* Begin Information shown *

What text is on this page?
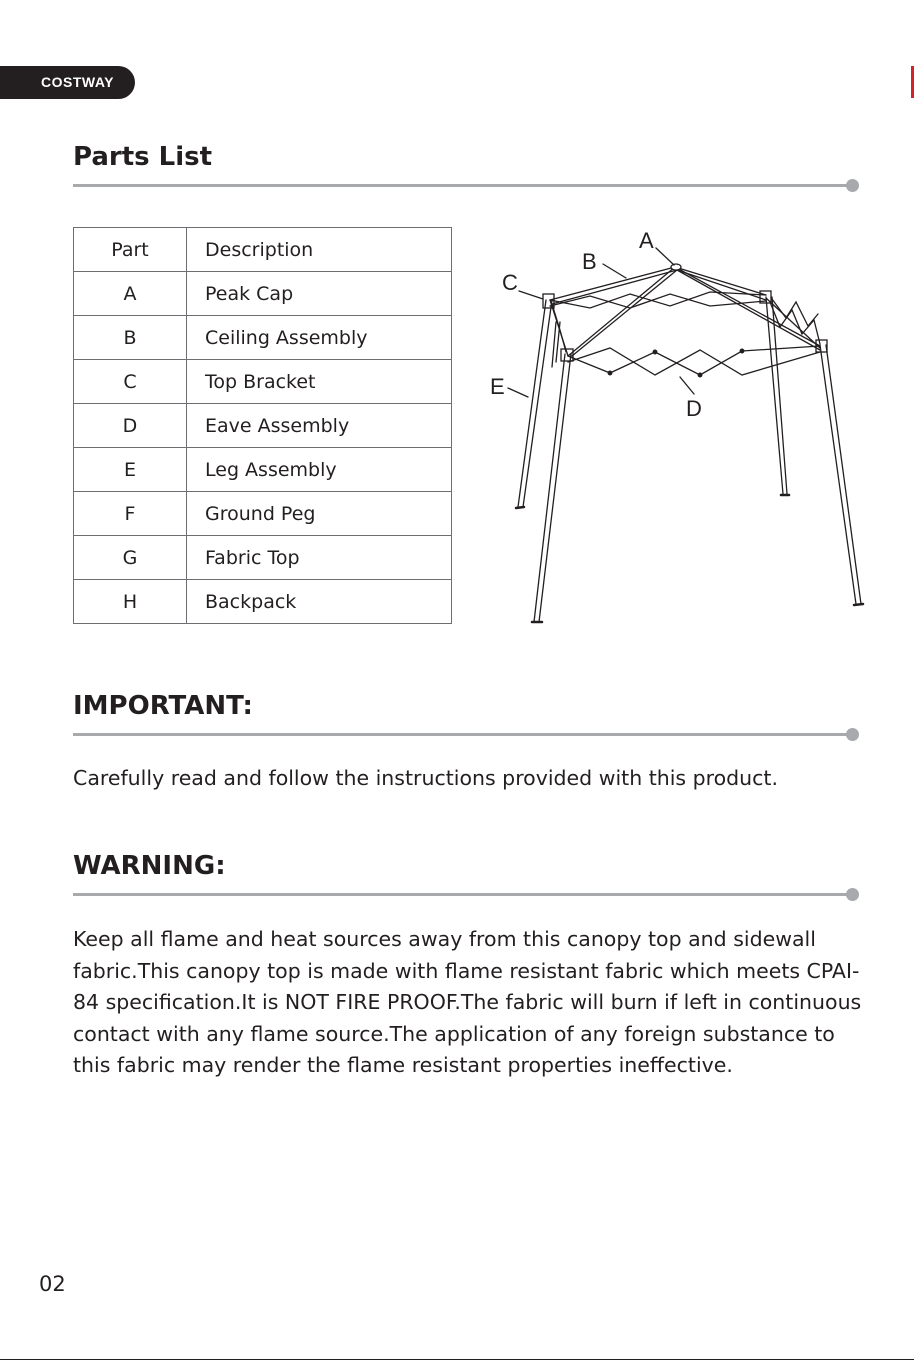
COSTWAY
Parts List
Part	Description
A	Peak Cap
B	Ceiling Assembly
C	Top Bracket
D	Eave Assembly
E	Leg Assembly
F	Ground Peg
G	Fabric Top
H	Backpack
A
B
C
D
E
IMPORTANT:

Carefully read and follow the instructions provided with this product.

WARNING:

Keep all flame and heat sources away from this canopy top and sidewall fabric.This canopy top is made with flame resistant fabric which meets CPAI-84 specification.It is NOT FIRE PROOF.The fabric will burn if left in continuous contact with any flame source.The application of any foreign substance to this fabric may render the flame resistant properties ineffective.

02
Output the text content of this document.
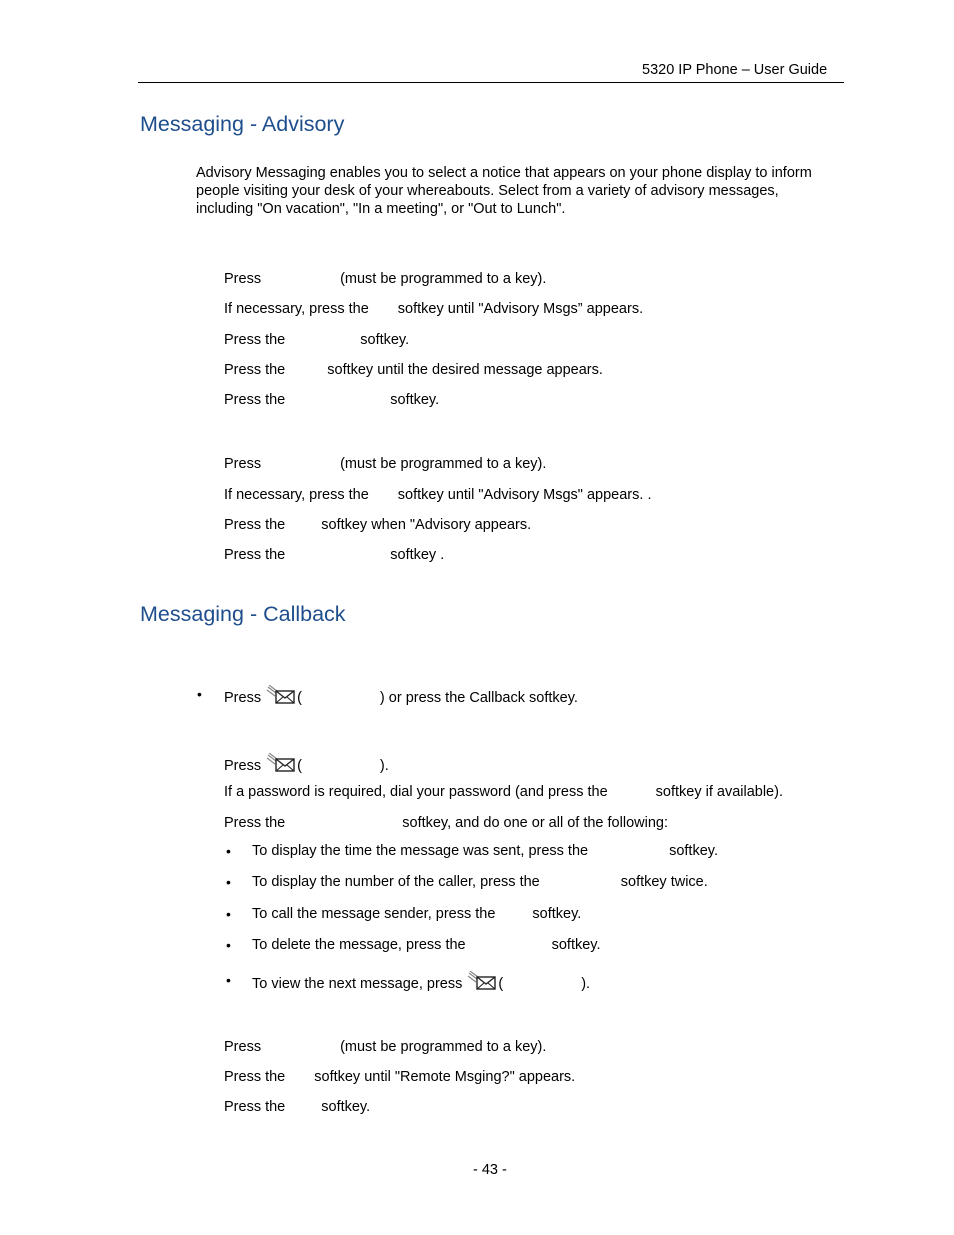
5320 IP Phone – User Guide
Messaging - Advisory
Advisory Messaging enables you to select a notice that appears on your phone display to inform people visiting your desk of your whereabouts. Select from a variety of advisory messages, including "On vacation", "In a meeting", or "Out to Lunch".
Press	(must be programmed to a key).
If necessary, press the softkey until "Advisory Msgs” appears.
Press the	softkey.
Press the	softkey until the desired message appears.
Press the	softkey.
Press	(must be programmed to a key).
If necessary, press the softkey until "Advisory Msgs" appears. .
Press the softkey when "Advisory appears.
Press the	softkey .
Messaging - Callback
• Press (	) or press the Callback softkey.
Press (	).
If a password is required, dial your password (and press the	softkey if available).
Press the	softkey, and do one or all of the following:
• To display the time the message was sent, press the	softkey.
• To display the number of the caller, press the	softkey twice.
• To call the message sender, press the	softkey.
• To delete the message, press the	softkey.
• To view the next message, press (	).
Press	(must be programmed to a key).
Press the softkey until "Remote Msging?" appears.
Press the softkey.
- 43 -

* End Information shown *

▶ Stated problem: From the data above, copy out every line with the string "text" in it.

▶ Written solution:
What text is on this page?
Output the text content of this document.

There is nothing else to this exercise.